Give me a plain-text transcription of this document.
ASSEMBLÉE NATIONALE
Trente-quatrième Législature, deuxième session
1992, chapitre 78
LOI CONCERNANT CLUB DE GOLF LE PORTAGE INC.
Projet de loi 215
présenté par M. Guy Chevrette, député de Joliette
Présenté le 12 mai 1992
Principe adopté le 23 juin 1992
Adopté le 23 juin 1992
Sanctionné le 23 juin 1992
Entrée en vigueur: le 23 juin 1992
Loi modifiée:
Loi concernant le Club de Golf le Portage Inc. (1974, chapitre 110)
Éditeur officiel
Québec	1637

______________________________

> _DIRECTIVE_
Copy out the whole listing, exactly as written.

> _FULL RESPONSE_
Give me a plain-text transcription of this document.
ASSEMBLÉE NATIONALE
Trente-quatrième Législature, deuxième session
1992, chapitre 78
LOI CONCERNANT CLUB DE GOLF LE PORTAGE INC.
Projet de loi 215
présenté par M. Guy Chevrette, député de Joliette
Présenté le 12 mai 1992
Principe adopté le 23 juin 1992
Adopté le 23 juin 1992
Sanctionné le 23 juin 1992
Entrée en vigueur: le 23 juin 1992
Loi modifiée:
Loi concernant le Club de Golf le Portage Inc. (1974, chapitre 110)
Éditeur officiel
Québec	1637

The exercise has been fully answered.